■ Element boundary records:
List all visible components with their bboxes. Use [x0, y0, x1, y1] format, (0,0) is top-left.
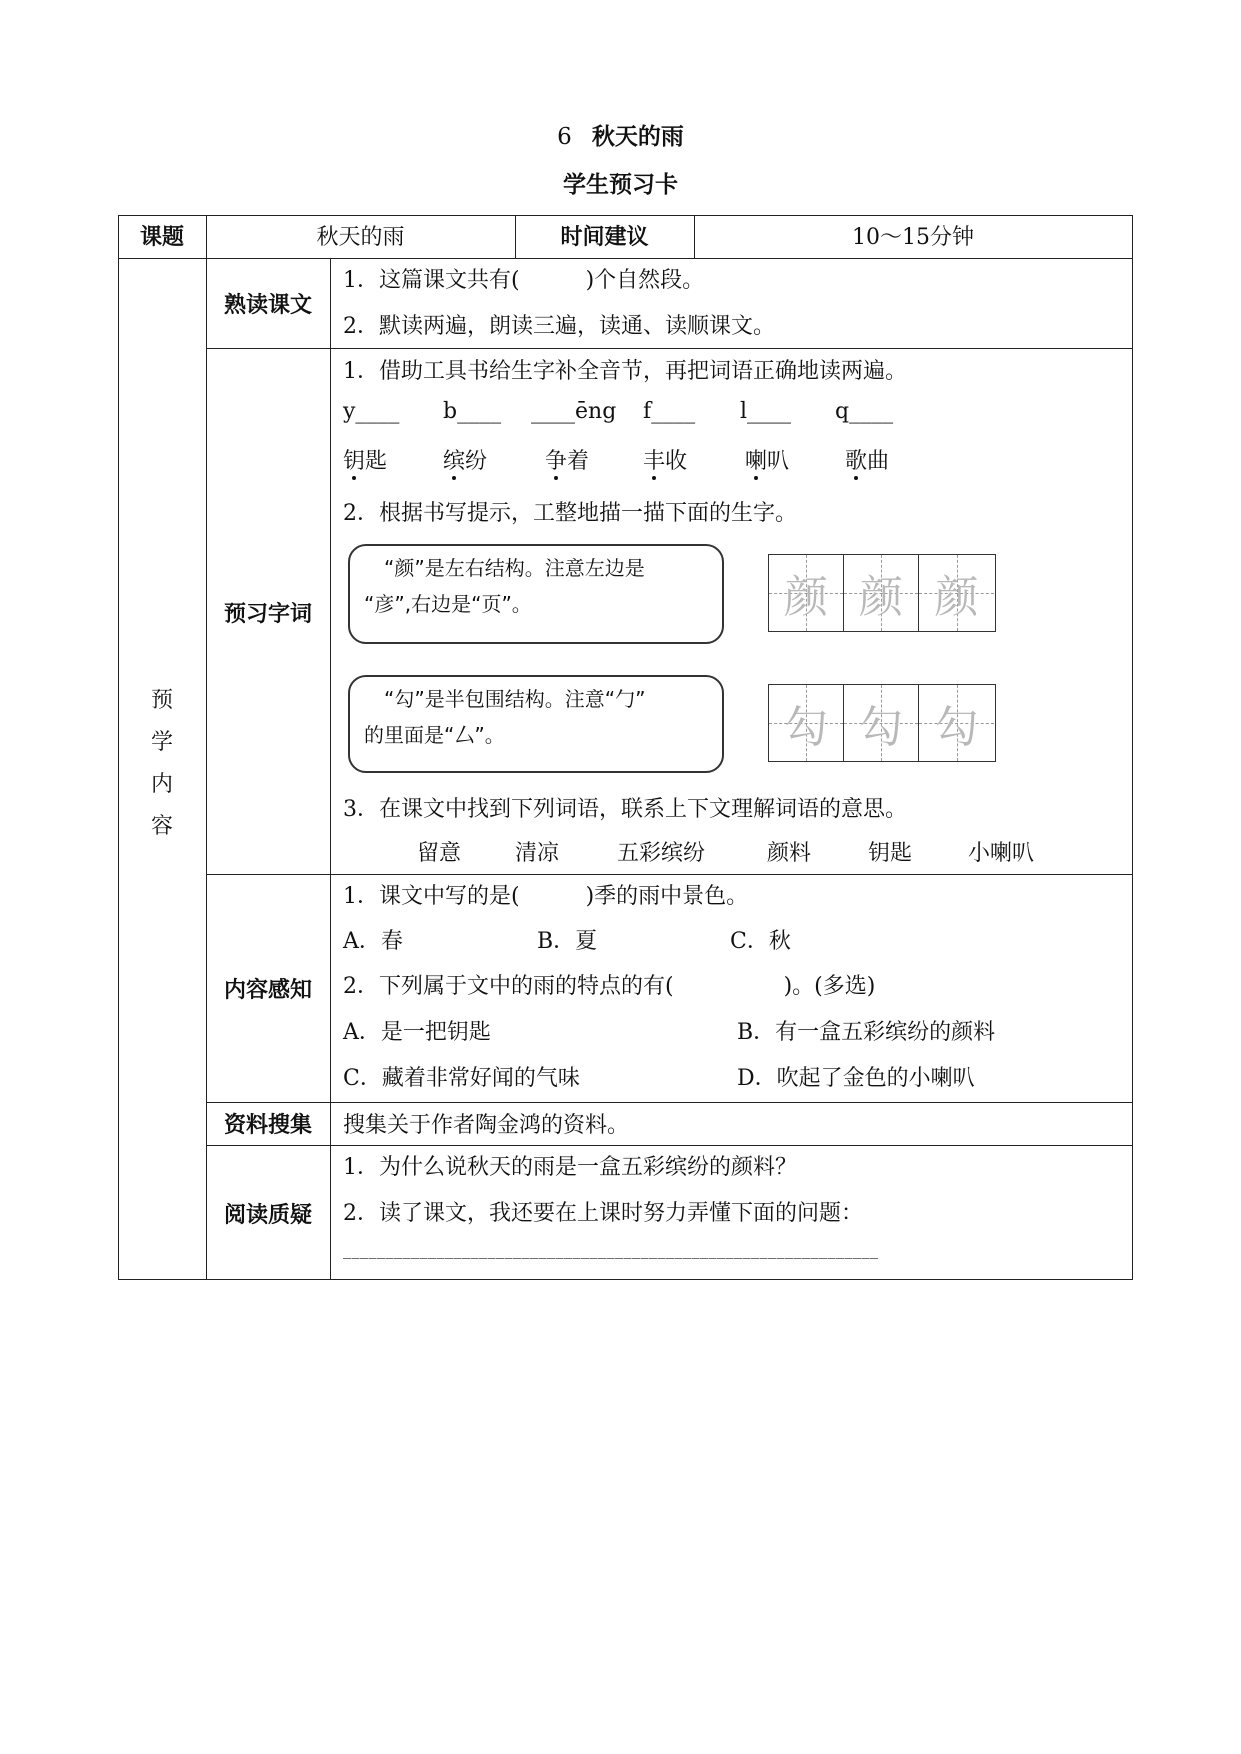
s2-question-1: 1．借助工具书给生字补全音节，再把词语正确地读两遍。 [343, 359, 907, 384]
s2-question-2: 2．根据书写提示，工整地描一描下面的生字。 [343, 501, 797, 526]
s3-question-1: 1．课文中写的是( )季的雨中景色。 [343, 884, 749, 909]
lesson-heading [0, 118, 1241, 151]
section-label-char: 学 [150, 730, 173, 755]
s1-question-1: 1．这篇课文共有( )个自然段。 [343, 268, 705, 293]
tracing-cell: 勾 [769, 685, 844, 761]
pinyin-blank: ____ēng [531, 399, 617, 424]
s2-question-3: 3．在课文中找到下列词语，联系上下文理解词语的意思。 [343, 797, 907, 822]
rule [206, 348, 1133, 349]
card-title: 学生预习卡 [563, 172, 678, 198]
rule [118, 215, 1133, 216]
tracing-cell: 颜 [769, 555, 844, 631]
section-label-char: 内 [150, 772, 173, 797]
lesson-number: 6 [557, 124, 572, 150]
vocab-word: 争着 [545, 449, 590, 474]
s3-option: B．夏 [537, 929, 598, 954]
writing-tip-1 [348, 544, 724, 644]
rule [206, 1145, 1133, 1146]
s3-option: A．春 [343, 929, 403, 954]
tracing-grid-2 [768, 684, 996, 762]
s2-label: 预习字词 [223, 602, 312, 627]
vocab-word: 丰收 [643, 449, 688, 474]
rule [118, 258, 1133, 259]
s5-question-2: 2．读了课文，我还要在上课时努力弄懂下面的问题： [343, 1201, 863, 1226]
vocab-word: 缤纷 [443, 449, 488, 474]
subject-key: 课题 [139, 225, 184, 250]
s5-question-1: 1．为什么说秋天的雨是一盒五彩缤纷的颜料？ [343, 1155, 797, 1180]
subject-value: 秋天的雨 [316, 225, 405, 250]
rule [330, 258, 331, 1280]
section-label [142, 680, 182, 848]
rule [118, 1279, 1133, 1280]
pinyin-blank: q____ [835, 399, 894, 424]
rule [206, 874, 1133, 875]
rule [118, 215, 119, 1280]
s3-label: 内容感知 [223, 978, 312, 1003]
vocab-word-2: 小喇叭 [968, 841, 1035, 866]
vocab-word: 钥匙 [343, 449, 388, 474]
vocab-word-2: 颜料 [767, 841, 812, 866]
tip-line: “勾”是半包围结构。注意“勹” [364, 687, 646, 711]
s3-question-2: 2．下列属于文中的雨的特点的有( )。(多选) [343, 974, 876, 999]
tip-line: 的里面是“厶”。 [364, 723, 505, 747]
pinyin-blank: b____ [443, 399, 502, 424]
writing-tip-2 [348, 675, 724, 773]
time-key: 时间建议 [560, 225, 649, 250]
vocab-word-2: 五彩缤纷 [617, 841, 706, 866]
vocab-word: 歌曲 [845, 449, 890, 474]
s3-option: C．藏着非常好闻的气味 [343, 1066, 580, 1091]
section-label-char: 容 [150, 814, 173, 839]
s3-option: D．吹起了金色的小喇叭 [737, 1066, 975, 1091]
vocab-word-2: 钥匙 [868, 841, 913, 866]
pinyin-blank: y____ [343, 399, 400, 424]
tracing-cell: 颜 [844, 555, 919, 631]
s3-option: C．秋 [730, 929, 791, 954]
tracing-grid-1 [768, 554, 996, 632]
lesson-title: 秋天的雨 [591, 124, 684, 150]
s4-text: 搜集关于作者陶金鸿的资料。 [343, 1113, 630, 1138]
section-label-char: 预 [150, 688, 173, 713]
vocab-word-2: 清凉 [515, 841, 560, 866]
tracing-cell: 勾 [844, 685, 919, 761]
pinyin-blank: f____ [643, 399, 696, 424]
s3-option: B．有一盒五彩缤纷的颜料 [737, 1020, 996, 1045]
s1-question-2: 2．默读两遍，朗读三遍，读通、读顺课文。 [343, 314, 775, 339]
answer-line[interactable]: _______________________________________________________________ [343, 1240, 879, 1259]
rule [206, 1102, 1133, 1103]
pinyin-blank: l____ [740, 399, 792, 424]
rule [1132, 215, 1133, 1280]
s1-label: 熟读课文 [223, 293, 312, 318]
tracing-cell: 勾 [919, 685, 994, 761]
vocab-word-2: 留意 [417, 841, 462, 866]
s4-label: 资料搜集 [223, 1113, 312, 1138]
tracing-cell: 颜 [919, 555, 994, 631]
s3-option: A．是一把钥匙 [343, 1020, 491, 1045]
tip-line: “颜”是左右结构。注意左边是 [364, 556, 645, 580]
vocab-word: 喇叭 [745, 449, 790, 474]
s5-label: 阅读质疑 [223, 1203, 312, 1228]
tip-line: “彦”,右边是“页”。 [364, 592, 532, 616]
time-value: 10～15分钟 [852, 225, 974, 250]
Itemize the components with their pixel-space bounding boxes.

■ Job: Reproduce the lines verbatim, beginning with the line that contains "s2-question-1: 1．借助工具书给生字补全音节，再把词语正确地读两遍。 [343, 359, 907, 384]" and ending after the line that contains "s2-question-3: 3．在课文中找到下列词语，联系上下文理解词语的意思。 [343, 797, 907, 822]".

■ The reply:
s2-question-1: 1．借助工具书给生字补全音节，再把词语正确地读两遍。 [343, 359, 907, 384]
s2-question-2: 2．根据书写提示，工整地描一描下面的生字。 [343, 501, 797, 526]
s3-question-1: 1．课文中写的是( )季的雨中景色。 [343, 884, 749, 909]
lesson-heading [0, 118, 1241, 151]
section-label-char: 学 [150, 730, 173, 755]
s1-question-1: 1．这篇课文共有( )个自然段。 [343, 268, 705, 293]
tracing-cell: 勾 [769, 685, 844, 761]
pinyin-blank: ____ēng [531, 399, 617, 424]
s2-question-3: 3．在课文中找到下列词语，联系上下文理解词语的意思。 [343, 797, 907, 822]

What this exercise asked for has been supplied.